STORED RECORDS –
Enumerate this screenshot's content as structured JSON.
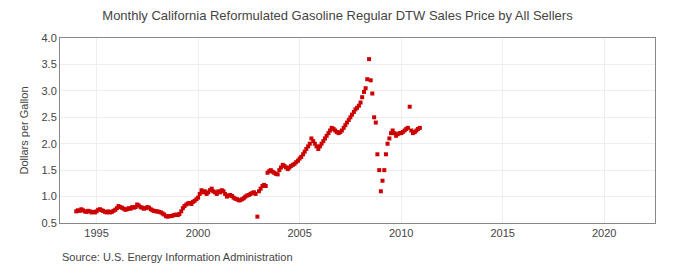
{
  "chart_data": {
    "type": "scatter",
    "title": "Monthly California Reformulated Gasoline Regular DTW Sales Price by All Sellers",
    "ylabel": "Dollars per Gallon",
    "annotations": [
      "Source: U.S. Energy Information Administration"
    ],
    "color": "#CC0000",
    "marker": "square",
    "grid": true,
    "xlim": [
      1993.2,
      2022.5
    ],
    "xticks": [
      1995,
      2000,
      2005,
      2010,
      2015,
      2020
    ],
    "ylim": [
      0.5,
      4.0
    ],
    "yticks": [
      0.5,
      {
        "value": 1.0,
        "label": "1.0"
      },
      1.5,
      {
        "value": 2.0,
        "label": "2.0"
      },
      2.5,
      {
        "value": 3.0,
        "label": "3.0"
      },
      3.5,
      {
        "value": 4.0,
        "label": "4.0"
      }
    ],
    "x": [
      1994.0,
      1994.08,
      1994.17,
      1994.25,
      1994.33,
      1994.42,
      1994.5,
      1994.58,
      1994.67,
      1994.75,
      1994.83,
      1994.92,
      1995.0,
      1995.08,
      1995.17,
      1995.25,
      1995.33,
      1995.42,
      1995.5,
      1995.58,
      1995.67,
      1995.75,
      1995.83,
      1995.92,
      1996.0,
      1996.08,
      1996.17,
      1996.25,
      1996.33,
      1996.42,
      1996.5,
      1996.58,
      1996.67,
      1996.75,
      1996.83,
      1996.92,
      1997.0,
      1997.08,
      1997.17,
      1997.25,
      1997.33,
      1997.42,
      1997.5,
      1997.58,
      1997.67,
      1997.75,
      1997.83,
      1997.92,
      1998.0,
      1998.08,
      1998.17,
      1998.25,
      1998.33,
      1998.42,
      1998.5,
      1998.58,
      1998.67,
      1998.75,
      1998.83,
      1998.92,
      1999.0,
      1999.08,
      1999.17,
      1999.25,
      1999.33,
      1999.42,
      1999.5,
      1999.58,
      1999.67,
      1999.75,
      1999.83,
      1999.92,
      2000.0,
      2000.08,
      2000.17,
      2000.25,
      2000.33,
      2000.42,
      2000.5,
      2000.58,
      2000.67,
      2000.75,
      2000.83,
      2000.92,
      2001.0,
      2001.08,
      2001.17,
      2001.25,
      2001.33,
      2001.42,
      2001.5,
      2001.58,
      2001.67,
      2001.75,
      2001.83,
      2001.92,
      2002.0,
      2002.08,
      2002.17,
      2002.25,
      2002.33,
      2002.42,
      2002.5,
      2002.58,
      2002.67,
      2002.75,
      2002.83,
      2002.92,
      2003.0,
      2003.08,
      2003.17,
      2003.25,
      2003.33,
      2003.42,
      2003.5,
      2003.58,
      2003.67,
      2003.75,
      2003.83,
      2003.92,
      2004.0,
      2004.08,
      2004.17,
      2004.25,
      2004.33,
      2004.42,
      2004.5,
      2004.58,
      2004.67,
      2004.75,
      2004.83,
      2004.92,
      2005.0,
      2005.08,
      2005.17,
      2005.25,
      2005.33,
      2005.42,
      2005.5,
      2005.58,
      2005.67,
      2005.75,
      2005.83,
      2005.92,
      2006.0,
      2006.08,
      2006.17,
      2006.25,
      2006.33,
      2006.42,
      2006.5,
      2006.58,
      2006.67,
      2006.75,
      2006.83,
      2006.92,
      2007.0,
      2007.08,
      2007.17,
      2007.25,
      2007.33,
      2007.42,
      2007.5,
      2007.58,
      2007.67,
      2007.75,
      2007.83,
      2007.92,
      2008.0,
      2008.08,
      2008.17,
      2008.25,
      2008.33,
      2008.42,
      2008.5,
      2008.58,
      2008.67,
      2008.75,
      2008.83,
      2008.92,
      2009.0,
      2009.08,
      2009.17,
      2009.25,
      2009.33,
      2009.42,
      2009.5,
      2009.58,
      2009.67,
      2009.75,
      2009.83,
      2009.92,
      2010.0,
      2010.08,
      2010.17,
      2010.25,
      2010.33,
      2010.42,
      2010.5,
      2010.58,
      2010.67,
      2010.75,
      2010.83,
      2010.92
    ],
    "values": [
      0.72,
      0.74,
      0.73,
      0.76,
      0.74,
      0.72,
      0.71,
      0.73,
      0.72,
      0.7,
      0.71,
      0.7,
      0.72,
      0.75,
      0.76,
      0.74,
      0.73,
      0.71,
      0.7,
      0.72,
      0.7,
      0.71,
      0.73,
      0.75,
      0.78,
      0.82,
      0.8,
      0.79,
      0.77,
      0.75,
      0.76,
      0.78,
      0.77,
      0.8,
      0.79,
      0.8,
      0.85,
      0.83,
      0.8,
      0.79,
      0.77,
      0.78,
      0.8,
      0.79,
      0.76,
      0.74,
      0.73,
      0.72,
      0.72,
      0.71,
      0.7,
      0.68,
      0.66,
      0.63,
      0.62,
      0.63,
      0.63,
      0.64,
      0.65,
      0.66,
      0.65,
      0.67,
      0.72,
      0.78,
      0.82,
      0.85,
      0.87,
      0.88,
      0.86,
      0.9,
      0.92,
      0.95,
      0.98,
      1.05,
      1.12,
      1.08,
      1.1,
      1.05,
      1.08,
      1.12,
      1.15,
      1.1,
      1.08,
      1.05,
      1.1,
      1.08,
      1.12,
      1.1,
      1.05,
      1.0,
      1.02,
      1.03,
      1.01,
      0.98,
      0.96,
      0.95,
      0.93,
      0.93,
      0.95,
      0.97,
      1.0,
      1.02,
      1.03,
      1.05,
      1.07,
      1.08,
      1.05,
      0.62,
      1.1,
      1.15,
      1.2,
      1.22,
      1.2,
      1.45,
      1.48,
      1.5,
      1.47,
      1.45,
      1.43,
      1.42,
      1.5,
      1.55,
      1.6,
      1.58,
      1.55,
      1.52,
      1.55,
      1.58,
      1.6,
      1.62,
      1.65,
      1.68,
      1.72,
      1.75,
      1.8,
      1.85,
      1.9,
      1.95,
      2.0,
      2.1,
      2.05,
      2.0,
      1.95,
      1.9,
      1.95,
      2.0,
      2.05,
      2.1,
      2.15,
      2.2,
      2.25,
      2.3,
      2.28,
      2.25,
      2.22,
      2.2,
      2.22,
      2.25,
      2.3,
      2.35,
      2.4,
      2.45,
      2.5,
      2.55,
      2.6,
      2.65,
      2.68,
      2.72,
      2.78,
      2.88,
      2.98,
      3.05,
      3.22,
      3.6,
      3.2,
      2.95,
      2.5,
      2.4,
      1.8,
      1.5,
      1.1,
      1.3,
      1.5,
      1.8,
      2.0,
      2.1,
      2.2,
      2.25,
      2.2,
      2.15,
      2.18,
      2.2,
      2.2,
      2.22,
      2.25,
      2.28,
      2.3,
      2.7,
      2.25,
      2.2,
      2.22,
      2.25,
      2.28,
      2.3
    ]
  }
}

EXERCISE BRIEF – Give back every line exactly as it stands, pictures excluded.

RESULT OF THE TASK –
Enumerate this screenshot's content as structured JSON.
{
  "chart_data": {
    "type": "scatter",
    "title": "Monthly California Reformulated Gasoline Regular DTW Sales Price by All Sellers",
    "ylabel": "Dollars per Gallon",
    "annotations": [
      "Source: U.S. Energy Information Administration"
    ],
    "color": "#CC0000",
    "marker": "square",
    "grid": true,
    "xlim": [
      1993.2,
      2022.5
    ],
    "xticks": [
      1995,
      2000,
      2005,
      2010,
      2015,
      2020
    ],
    "ylim": [
      0.5,
      4.0
    ],
    "yticks": [
      0.5,
      {
        "value": 1.0,
        "label": "1.0"
      },
      1.5,
      {
        "value": 2.0,
        "label": "2.0"
      },
      2.5,
      {
        "value": 3.0,
        "label": "3.0"
      },
      3.5,
      {
        "value": 4.0,
        "label": "4.0"
      }
    ],
    "x": [
      1994.0,
      1994.08,
      1994.17,
      1994.25,
      1994.33,
      1994.42,
      1994.5,
      1994.58,
      1994.67,
      1994.75,
      1994.83,
      1994.92,
      1995.0,
      1995.08,
      1995.17,
      1995.25,
      1995.33,
      1995.42,
      1995.5,
      1995.58,
      1995.67,
      1995.75,
      1995.83,
      1995.92,
      1996.0,
      1996.08,
      1996.17,
      1996.25,
      1996.33,
      1996.42,
      1996.5,
      1996.58,
      1996.67,
      1996.75,
      1996.83,
      1996.92,
      1997.0,
      1997.08,
      1997.17,
      1997.25,
      1997.33,
      1997.42,
      1997.5,
      1997.58,
      1997.67,
      1997.75,
      1997.83,
      1997.92,
      1998.0,
      1998.08,
      1998.17,
      1998.25,
      1998.33,
      1998.42,
      1998.5,
      1998.58,
      1998.67,
      1998.75,
      1998.83,
      1998.92,
      1999.0,
      1999.08,
      1999.17,
      1999.25,
      1999.33,
      1999.42,
      1999.5,
      1999.58,
      1999.67,
      1999.75,
      1999.83,
      1999.92,
      2000.0,
      2000.08,
      2000.17,
      2000.25,
      2000.33,
      2000.42,
      2000.5,
      2000.58,
      2000.67,
      2000.75,
      2000.83,
      2000.92,
      2001.0,
      2001.08,
      2001.17,
      2001.25,
      2001.33,
      2001.42,
      2001.5,
      2001.58,
      2001.67,
      2001.75,
      2001.83,
      2001.92,
      2002.0,
      2002.08,
      2002.17,
      2002.25,
      2002.33,
      2002.42,
      2002.5,
      2002.58,
      2002.67,
      2002.75,
      2002.83,
      2002.92,
      2003.0,
      2003.08,
      2003.17,
      2003.25,
      2003.33,
      2003.42,
      2003.5,
      2003.58,
      2003.67,
      2003.75,
      2003.83,
      2003.92,
      2004.0,
      2004.08,
      2004.17,
      2004.25,
      2004.33,
      2004.42,
      2004.5,
      2004.58,
      2004.67,
      2004.75,
      2004.83,
      2004.92,
      2005.0,
      2005.08,
      2005.17,
      2005.25,
      2005.33,
      2005.42,
      2005.5,
      2005.58,
      2005.67,
      2005.75,
      2005.83,
      2005.92,
      2006.0,
      2006.08,
      2006.17,
      2006.25,
      2006.33,
      2006.42,
      2006.5,
      2006.58,
      2006.67,
      2006.75,
      2006.83,
      2006.92,
      2007.0,
      2007.08,
      2007.17,
      2007.25,
      2007.33,
      2007.42,
      2007.5,
      2007.58,
      2007.67,
      2007.75,
      2007.83,
      2007.92,
      2008.0,
      2008.08,
      2008.17,
      2008.25,
      2008.33,
      2008.42,
      2008.5,
      2008.58,
      2008.67,
      2008.75,
      2008.83,
      2008.92,
      2009.0,
      2009.08,
      2009.17,
      2009.25,
      2009.33,
      2009.42,
      2009.5,
      2009.58,
      2009.67,
      2009.75,
      2009.83,
      2009.92,
      2010.0,
      2010.08,
      2010.17,
      2010.25,
      2010.33,
      2010.42,
      2010.5,
      2010.58,
      2010.67,
      2010.75,
      2010.83,
      2010.92
    ],
    "values": [
      0.72,
      0.74,
      0.73,
      0.76,
      0.74,
      0.72,
      0.71,
      0.73,
      0.72,
      0.7,
      0.71,
      0.7,
      0.72,
      0.75,
      0.76,
      0.74,
      0.73,
      0.71,
      0.7,
      0.72,
      0.7,
      0.71,
      0.73,
      0.75,
      0.78,
      0.82,
      0.8,
      0.79,
      0.77,
      0.75,
      0.76,
      0.78,
      0.77,
      0.8,
      0.79,
      0.8,
      0.85,
      0.83,
      0.8,
      0.79,
      0.77,
      0.78,
      0.8,
      0.79,
      0.76,
      0.74,
      0.73,
      0.72,
      0.72,
      0.71,
      0.7,
      0.68,
      0.66,
      0.63,
      0.62,
      0.63,
      0.63,
      0.64,
      0.65,
      0.66,
      0.65,
      0.67,
      0.72,
      0.78,
      0.82,
      0.85,
      0.87,
      0.88,
      0.86,
      0.9,
      0.92,
      0.95,
      0.98,
      1.05,
      1.12,
      1.08,
      1.1,
      1.05,
      1.08,
      1.12,
      1.15,
      1.1,
      1.08,
      1.05,
      1.1,
      1.08,
      1.12,
      1.1,
      1.05,
      1.0,
      1.02,
      1.03,
      1.01,
      0.98,
      0.96,
      0.95,
      0.93,
      0.93,
      0.95,
      0.97,
      1.0,
      1.02,
      1.03,
      1.05,
      1.07,
      1.08,
      1.05,
      0.62,
      1.1,
      1.15,
      1.2,
      1.22,
      1.2,
      1.45,
      1.48,
      1.5,
      1.47,
      1.45,
      1.43,
      1.42,
      1.5,
      1.55,
      1.6,
      1.58,
      1.55,
      1.52,
      1.55,
      1.58,
      1.6,
      1.62,
      1.65,
      1.68,
      1.72,
      1.75,
      1.8,
      1.85,
      1.9,
      1.95,
      2.0,
      2.1,
      2.05,
      2.0,
      1.95,
      1.9,
      1.95,
      2.0,
      2.05,
      2.1,
      2.15,
      2.2,
      2.25,
      2.3,
      2.28,
      2.25,
      2.22,
      2.2,
      2.22,
      2.25,
      2.3,
      2.35,
      2.4,
      2.45,
      2.5,
      2.55,
      2.6,
      2.65,
      2.68,
      2.72,
      2.78,
      2.88,
      2.98,
      3.05,
      3.22,
      3.6,
      3.2,
      2.95,
      2.5,
      2.4,
      1.8,
      1.5,
      1.1,
      1.3,
      1.5,
      1.8,
      2.0,
      2.1,
      2.2,
      2.25,
      2.2,
      2.15,
      2.18,
      2.2,
      2.2,
      2.22,
      2.25,
      2.28,
      2.3,
      2.7,
      2.25,
      2.2,
      2.22,
      2.25,
      2.28,
      2.3
    ]
  }
}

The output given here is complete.